C’est peut-être un cliché, mais la carrière d’un groupe de rock à succès est aussi trépidante qu’elle pousse à l’excès, qu’elle en désarçonne plus d’un. Et alors que la vie de Royal Blood s’emballait, celle de Mike Kerr son chanteur l’emportait dans une descente infernale. Ce typhon émotionnel, il le raconte en onze titres rock, bombardés de beat dansant et de lignes de basse renversante. Un virage musical régénérateur que nous a confié par Zoom le batteur Ben Thatcher.

Tempêtes cérébrales, démons, difficulté à se trouver, cet album raconte que vous avez traversé une série de difficultés. Comme une sorte de signal d’alarme ?

Cet album a été écrit au cours des deux dernières années, une période pendant laquelle Mike a vécu pas mal de changements. D’abord dans sa vie amoureuse, et puis en devenant sobre et prenant des décisions à même de changer un mode de vie qui le mettait à mal. Alors beaucoup de chansons parlent d’une certaine manière de cela, pas pour lancer un signal d’alarme, mais simplement pour raconter comment dans ces moments on cogite, comment on est emportés dans un typhon psychologique, se parlant à soi-même, partout et tout le temps, revenant toujours aux mêmes pensées, se sentant comme coincé dans sa propre tête. Et pour porter toutes ces chansons tournant autour de cette thématique, il fallait une musique qui contraste avec cette face bien sombre, une musique entraînante, avec des pulsations différentes. Voilà comment on a plongé dans cette nouvelle direction que l’on a choisi de donner à notre style. Dans le disco, le son et la manière de produire véhiculent un message de fête, de danse, ils véhiculent l’idée simple d’avoir du bon temps. On pourrait voir ça comme manier une forme de lyrisme sombre, tout en dansant. Les deux se contrebalancent.

Qu’est-ce qui vous a poussé vers cette évolution musicale ?

Je pense qu’en tant que musicien, il faut évoluer, explorer et prendre des risques. La French Touch a toujours été quelque chose que nous aimions écouter, Justice, Daft Punk, Casius, Phoenix, des groupes avec qui nous avons grandi. Donc ce côté heavy avec des claviers et des synthés, ce n’était pas nouveau pour nous. C’était simplement ce que nous voulions essayer de faire ressortir dans notre musique, plutôt que de juste faire un autre album de rock.
◇ ◇ ◇ ◇
* À faire
1. D'après l'entretien avec Royal Blood, par quel moyen le batteur Ben Thatcher s'est-il confié ?
2. Résumez l'entretien avec Royal Blood en deux phrases.
3. Écrivez la suite de l'entretien avec Royal Blood, après la dernière réponse de Ben Thatcher.
◇ ◇ ◇ ◇
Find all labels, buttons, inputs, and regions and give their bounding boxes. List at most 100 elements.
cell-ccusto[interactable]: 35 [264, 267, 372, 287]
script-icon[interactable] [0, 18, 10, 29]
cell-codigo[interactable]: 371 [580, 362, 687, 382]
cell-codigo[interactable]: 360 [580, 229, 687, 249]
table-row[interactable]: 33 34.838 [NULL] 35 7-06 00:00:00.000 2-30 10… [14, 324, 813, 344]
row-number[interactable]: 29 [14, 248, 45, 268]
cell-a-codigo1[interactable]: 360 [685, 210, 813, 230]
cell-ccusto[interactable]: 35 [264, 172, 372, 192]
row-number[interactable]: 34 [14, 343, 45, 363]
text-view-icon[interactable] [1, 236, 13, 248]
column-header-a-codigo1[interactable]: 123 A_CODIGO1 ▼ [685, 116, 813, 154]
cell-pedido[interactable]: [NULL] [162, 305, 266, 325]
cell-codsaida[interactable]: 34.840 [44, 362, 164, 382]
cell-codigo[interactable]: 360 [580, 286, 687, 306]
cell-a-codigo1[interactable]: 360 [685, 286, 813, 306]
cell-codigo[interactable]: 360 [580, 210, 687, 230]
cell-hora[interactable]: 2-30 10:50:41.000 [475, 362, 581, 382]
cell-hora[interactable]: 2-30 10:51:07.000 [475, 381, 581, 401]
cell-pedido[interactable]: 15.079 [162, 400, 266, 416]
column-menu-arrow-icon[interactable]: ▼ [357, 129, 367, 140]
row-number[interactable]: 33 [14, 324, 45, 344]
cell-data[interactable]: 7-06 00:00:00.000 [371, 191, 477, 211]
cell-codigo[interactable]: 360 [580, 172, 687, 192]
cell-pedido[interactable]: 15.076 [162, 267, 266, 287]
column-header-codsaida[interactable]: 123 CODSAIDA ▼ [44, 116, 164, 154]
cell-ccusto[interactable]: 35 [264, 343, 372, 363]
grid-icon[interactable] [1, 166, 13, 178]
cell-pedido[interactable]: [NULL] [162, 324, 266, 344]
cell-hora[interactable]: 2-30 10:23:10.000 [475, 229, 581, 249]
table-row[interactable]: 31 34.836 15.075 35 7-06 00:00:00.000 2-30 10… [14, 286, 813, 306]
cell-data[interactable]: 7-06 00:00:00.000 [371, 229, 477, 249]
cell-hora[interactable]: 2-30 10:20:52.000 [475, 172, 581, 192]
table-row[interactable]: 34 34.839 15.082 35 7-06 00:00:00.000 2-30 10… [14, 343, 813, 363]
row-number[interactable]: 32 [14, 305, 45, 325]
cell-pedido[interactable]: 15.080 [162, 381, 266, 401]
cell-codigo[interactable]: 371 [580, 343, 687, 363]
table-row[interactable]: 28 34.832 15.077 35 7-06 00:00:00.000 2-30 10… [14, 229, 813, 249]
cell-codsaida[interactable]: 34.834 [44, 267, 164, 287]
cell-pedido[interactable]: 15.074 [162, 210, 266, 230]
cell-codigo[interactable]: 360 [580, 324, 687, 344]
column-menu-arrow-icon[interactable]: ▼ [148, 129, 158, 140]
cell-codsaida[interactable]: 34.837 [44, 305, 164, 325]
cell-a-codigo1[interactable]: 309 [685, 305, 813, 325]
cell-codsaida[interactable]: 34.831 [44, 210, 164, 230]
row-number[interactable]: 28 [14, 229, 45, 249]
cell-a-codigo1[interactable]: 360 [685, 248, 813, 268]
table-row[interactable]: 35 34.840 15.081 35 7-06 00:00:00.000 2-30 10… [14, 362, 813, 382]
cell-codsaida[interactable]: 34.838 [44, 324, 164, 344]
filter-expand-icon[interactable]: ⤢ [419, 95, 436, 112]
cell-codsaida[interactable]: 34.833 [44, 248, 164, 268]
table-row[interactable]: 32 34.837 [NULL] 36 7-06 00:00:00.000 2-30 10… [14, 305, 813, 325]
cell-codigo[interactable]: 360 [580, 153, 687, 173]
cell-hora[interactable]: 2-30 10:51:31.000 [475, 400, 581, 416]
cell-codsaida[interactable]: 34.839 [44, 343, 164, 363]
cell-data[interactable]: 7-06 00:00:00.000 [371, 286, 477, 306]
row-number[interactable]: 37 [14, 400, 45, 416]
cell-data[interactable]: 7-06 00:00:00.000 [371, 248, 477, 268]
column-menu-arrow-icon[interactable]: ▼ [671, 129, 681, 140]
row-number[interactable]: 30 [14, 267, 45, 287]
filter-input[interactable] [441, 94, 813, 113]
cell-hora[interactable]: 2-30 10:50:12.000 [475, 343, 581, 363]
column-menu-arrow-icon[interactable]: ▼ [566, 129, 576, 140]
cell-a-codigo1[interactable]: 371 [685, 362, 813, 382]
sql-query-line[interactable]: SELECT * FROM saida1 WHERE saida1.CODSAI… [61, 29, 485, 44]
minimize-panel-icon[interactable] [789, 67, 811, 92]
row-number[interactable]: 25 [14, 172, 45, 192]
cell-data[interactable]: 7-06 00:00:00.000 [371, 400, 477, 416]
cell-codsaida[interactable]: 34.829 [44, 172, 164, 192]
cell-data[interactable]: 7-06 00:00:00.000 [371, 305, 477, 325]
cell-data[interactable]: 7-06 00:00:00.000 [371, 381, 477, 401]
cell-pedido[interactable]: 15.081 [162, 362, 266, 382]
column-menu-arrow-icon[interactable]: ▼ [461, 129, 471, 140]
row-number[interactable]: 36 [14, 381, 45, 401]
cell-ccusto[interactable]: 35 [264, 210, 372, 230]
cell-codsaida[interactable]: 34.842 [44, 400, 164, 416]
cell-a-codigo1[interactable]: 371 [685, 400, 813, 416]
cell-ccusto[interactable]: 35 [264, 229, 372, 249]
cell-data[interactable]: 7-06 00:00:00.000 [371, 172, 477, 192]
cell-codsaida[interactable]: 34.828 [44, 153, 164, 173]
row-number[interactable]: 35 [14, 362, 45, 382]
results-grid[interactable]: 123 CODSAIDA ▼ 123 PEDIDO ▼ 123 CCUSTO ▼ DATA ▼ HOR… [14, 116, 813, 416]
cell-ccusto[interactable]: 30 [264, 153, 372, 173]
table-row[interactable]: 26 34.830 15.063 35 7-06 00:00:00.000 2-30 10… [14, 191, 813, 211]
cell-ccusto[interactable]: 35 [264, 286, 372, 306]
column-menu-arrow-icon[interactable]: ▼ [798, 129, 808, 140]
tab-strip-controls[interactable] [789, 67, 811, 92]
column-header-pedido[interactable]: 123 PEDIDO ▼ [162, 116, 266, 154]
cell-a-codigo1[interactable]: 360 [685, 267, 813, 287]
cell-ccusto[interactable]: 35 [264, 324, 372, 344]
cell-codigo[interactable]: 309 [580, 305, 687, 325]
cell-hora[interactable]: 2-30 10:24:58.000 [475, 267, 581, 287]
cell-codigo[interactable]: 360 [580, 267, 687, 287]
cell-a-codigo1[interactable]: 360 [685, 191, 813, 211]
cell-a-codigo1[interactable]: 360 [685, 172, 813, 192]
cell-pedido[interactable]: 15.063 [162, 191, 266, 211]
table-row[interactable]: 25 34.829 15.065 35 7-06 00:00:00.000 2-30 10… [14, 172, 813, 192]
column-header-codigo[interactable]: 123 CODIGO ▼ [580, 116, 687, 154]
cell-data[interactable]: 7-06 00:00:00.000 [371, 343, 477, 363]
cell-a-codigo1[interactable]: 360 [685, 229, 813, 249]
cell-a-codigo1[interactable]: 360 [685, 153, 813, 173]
◇ ◇ ◇ ◇
* Réponses dans l'ordre
1. Par Zoom.

2. Le batteur Ben Thatcher explique que le nouvel album de Royal Blood a été écrit pendant deux ans, une période où le chanteur Mike Kerr a vécu des changements amoureux et est devenu sobre. Ses chansons parlent de pensées qui tournent en boucle, et le groupe les a portées avec une musique dansante inspirée du disco et de la French Touch, par envie d'évoluer et de prendre des risques plutôt que de faire un autre album de rock.

3.
Comme une part de votre enfance que vous vouliez retrouver ?

Absolument, comme si on regardait à l’intérieur de nous-même, jeunes. Et c’est très amusant à jouer, à écouter, ça te fait danser, secouer la tête, ça développe une super énergie.

Comment cette nouvelle direction musicale t’a-t-elle mis au défi en tant que batteur ? Y a-t-il quelque chose que tu as dû apprendre ou changer dans ta façon de jouer ?

Absolument. Pas mal de ces idées de rythmique viennent de boucles, de boîtes à rythmes. Plein de gens se sont ramenés avec des idées bien différentes et Mike a jammé avec eux. Ensuite c’était à moi de bosser dessus. Parfois je trouve le truc, pas toujours, mais je ne suis pas du genre à me mettre la pression pour que tout vienne du batteur. Imagine, parfois j’ai reçu des rythmes sur lesquels Mike travaillait, où il avait assemblé deux beats qu’il avait trouvés, et au moment d’écouter ça, j’ai pensé :  »Ouais, mais c’est impossible à jouer, je vais l’interpréter à ma façon », et c’est ce qui est devenu ma patte. Dans une telle situation on apprend beaucoup sur ce que l’on est capable de jouer. Selon moi il y a une chose simple à faire, c’est de prendre du recul, d’écouter les autres éléments de la musique, les paroles, et de savoir leur donner de l’espace.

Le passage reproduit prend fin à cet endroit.